What you should do: Work out the number of lines containing "Start". Answer with nothing but that number.

Data entries:
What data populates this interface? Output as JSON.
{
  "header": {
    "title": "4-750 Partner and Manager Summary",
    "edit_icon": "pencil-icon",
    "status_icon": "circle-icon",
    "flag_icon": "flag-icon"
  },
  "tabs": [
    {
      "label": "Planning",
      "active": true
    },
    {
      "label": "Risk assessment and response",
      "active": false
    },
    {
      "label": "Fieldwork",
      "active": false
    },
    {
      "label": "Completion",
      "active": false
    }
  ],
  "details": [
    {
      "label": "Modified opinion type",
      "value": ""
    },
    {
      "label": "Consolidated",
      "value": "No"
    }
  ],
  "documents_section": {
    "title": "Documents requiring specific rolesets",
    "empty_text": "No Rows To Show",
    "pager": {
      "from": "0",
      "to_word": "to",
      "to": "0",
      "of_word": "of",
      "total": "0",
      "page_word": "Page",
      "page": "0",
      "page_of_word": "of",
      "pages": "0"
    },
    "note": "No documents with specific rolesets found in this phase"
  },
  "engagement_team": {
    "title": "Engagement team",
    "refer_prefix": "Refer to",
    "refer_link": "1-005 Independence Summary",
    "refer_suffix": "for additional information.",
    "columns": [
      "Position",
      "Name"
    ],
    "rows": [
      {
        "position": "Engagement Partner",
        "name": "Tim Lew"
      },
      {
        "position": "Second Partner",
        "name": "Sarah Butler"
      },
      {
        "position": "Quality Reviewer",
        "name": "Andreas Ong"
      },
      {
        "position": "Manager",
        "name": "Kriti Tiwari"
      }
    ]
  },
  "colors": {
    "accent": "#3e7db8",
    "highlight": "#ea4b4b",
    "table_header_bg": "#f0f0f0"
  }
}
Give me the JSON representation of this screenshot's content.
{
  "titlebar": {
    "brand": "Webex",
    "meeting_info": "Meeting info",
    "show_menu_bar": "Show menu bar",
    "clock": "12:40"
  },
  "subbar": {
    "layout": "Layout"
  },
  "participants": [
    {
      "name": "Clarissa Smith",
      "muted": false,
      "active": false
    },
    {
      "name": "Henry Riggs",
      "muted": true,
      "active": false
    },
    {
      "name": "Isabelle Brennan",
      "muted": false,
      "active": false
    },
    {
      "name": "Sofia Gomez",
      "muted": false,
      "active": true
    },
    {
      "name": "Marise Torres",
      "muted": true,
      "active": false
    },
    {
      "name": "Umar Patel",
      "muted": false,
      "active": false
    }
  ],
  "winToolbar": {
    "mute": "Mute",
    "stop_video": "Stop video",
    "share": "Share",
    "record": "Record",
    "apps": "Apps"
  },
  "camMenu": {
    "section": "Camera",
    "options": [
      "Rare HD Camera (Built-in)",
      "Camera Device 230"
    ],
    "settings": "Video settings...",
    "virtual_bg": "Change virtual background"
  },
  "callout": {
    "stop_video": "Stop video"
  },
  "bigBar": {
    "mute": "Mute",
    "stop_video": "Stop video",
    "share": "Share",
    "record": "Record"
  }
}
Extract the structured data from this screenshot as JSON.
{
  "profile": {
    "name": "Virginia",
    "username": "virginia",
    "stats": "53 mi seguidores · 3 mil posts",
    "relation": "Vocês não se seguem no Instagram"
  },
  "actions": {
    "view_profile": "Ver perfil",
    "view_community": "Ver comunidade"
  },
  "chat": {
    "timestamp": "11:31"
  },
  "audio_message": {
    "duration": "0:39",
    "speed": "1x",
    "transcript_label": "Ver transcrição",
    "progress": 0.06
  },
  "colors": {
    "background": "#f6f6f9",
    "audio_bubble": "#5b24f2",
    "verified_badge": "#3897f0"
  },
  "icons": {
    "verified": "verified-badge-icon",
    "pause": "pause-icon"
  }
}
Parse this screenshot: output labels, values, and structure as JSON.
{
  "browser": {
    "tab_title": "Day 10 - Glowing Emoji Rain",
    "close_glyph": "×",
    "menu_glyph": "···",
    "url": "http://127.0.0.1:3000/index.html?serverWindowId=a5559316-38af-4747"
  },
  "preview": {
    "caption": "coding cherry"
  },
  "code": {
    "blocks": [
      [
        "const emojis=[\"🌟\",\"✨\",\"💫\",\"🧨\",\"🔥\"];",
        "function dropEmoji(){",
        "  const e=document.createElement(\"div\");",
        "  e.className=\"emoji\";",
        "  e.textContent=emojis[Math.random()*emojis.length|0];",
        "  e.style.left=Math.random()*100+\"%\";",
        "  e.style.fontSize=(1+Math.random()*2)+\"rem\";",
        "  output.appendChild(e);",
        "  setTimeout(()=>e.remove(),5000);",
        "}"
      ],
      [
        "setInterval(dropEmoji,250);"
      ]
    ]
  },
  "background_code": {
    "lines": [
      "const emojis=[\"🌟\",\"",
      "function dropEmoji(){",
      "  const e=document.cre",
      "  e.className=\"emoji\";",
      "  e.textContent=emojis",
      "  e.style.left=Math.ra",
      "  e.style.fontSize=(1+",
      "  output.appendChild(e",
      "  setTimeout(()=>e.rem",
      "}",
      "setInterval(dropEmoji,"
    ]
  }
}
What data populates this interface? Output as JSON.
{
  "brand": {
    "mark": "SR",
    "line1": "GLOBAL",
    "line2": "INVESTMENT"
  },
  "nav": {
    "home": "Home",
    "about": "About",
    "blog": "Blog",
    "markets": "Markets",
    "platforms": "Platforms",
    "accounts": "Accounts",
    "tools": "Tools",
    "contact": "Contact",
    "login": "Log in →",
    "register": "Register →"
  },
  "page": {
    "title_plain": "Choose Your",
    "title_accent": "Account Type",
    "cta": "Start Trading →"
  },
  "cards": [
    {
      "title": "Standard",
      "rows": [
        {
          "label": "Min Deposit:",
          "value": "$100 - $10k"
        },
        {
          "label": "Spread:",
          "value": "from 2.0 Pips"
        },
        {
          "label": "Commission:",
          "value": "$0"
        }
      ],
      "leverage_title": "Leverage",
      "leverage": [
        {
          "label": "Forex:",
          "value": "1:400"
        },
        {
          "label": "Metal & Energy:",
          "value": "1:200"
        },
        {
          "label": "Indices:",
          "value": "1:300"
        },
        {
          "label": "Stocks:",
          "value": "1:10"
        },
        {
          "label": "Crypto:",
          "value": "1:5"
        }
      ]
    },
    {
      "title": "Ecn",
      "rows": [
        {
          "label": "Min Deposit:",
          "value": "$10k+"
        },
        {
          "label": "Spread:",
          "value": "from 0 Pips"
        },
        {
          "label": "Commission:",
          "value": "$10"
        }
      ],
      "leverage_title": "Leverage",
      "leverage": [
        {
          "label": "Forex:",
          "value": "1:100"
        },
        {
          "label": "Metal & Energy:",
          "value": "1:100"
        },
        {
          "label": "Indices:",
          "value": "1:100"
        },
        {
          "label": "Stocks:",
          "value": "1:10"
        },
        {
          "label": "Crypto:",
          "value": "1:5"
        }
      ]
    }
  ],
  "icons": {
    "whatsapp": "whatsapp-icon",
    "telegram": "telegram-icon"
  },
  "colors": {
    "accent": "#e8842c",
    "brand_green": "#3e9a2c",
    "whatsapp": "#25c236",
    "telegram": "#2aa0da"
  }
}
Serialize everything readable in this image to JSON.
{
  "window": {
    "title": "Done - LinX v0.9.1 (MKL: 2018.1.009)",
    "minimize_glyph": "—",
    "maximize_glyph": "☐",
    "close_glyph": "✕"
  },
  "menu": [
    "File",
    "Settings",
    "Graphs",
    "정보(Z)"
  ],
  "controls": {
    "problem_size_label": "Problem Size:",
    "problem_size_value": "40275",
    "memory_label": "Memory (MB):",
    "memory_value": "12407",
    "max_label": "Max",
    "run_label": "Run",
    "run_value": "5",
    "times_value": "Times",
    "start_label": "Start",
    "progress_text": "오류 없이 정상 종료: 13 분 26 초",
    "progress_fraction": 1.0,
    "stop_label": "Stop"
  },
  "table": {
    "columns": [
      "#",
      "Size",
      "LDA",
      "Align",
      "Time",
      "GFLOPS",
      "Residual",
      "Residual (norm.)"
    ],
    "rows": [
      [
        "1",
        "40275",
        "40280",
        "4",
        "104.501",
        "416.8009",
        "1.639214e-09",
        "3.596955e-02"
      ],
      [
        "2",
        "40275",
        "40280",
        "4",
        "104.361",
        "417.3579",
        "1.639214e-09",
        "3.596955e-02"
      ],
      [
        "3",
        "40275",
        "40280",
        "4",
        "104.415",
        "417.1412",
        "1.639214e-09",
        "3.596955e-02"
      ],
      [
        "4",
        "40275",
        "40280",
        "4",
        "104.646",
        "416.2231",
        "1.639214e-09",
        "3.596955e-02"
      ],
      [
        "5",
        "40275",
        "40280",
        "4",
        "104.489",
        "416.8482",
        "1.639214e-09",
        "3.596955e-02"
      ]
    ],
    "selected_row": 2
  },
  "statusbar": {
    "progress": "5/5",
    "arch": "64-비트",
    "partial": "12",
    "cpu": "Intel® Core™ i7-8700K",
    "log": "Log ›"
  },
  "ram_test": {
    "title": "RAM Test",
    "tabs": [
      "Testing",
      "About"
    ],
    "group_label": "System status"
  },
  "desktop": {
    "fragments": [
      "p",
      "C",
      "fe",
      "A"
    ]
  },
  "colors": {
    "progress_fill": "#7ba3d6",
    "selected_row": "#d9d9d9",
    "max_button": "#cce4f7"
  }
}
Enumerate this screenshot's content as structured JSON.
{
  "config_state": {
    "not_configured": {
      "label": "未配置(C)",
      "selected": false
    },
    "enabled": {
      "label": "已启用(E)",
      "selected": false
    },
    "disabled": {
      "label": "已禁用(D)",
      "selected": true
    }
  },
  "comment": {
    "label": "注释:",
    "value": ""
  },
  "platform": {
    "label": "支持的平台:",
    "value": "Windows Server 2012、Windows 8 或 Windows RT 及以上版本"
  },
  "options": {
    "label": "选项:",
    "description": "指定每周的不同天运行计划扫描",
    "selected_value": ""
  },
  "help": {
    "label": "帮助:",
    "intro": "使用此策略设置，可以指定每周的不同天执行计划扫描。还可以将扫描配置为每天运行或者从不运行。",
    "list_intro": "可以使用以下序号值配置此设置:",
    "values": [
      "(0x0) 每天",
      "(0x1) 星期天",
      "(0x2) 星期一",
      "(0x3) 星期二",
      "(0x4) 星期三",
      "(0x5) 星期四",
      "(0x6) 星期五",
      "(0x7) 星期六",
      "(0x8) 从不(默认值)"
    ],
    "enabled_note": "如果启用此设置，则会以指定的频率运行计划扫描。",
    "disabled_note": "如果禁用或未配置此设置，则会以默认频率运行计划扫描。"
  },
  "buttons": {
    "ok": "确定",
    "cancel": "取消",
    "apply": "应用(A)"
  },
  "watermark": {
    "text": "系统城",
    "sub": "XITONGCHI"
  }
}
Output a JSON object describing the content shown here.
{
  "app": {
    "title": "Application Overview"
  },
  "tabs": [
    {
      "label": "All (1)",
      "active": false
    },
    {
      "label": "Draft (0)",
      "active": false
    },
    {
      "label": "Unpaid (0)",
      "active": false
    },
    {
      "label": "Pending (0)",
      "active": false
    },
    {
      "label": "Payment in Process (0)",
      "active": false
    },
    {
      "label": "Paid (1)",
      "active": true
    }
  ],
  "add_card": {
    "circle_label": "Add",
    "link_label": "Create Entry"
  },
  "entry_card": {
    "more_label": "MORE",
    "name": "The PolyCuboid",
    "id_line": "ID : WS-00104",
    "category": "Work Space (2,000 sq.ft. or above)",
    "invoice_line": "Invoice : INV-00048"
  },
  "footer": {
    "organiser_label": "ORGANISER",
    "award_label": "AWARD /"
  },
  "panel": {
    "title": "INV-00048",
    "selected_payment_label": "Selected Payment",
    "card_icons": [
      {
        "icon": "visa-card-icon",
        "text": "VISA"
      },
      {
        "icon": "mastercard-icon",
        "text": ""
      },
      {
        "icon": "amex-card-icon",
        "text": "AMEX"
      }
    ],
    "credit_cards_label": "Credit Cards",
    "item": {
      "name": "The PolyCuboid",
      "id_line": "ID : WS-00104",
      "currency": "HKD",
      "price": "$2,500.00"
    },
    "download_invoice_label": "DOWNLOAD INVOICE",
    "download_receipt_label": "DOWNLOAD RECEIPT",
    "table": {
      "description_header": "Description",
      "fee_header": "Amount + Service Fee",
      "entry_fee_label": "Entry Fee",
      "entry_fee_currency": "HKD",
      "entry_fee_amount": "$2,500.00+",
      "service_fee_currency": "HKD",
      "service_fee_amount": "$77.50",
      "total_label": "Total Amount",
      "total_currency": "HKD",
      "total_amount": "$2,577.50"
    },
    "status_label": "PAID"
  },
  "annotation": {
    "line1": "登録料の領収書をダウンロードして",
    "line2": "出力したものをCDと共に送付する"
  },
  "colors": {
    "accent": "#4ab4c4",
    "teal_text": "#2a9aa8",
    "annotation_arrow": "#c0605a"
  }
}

Right answer: 2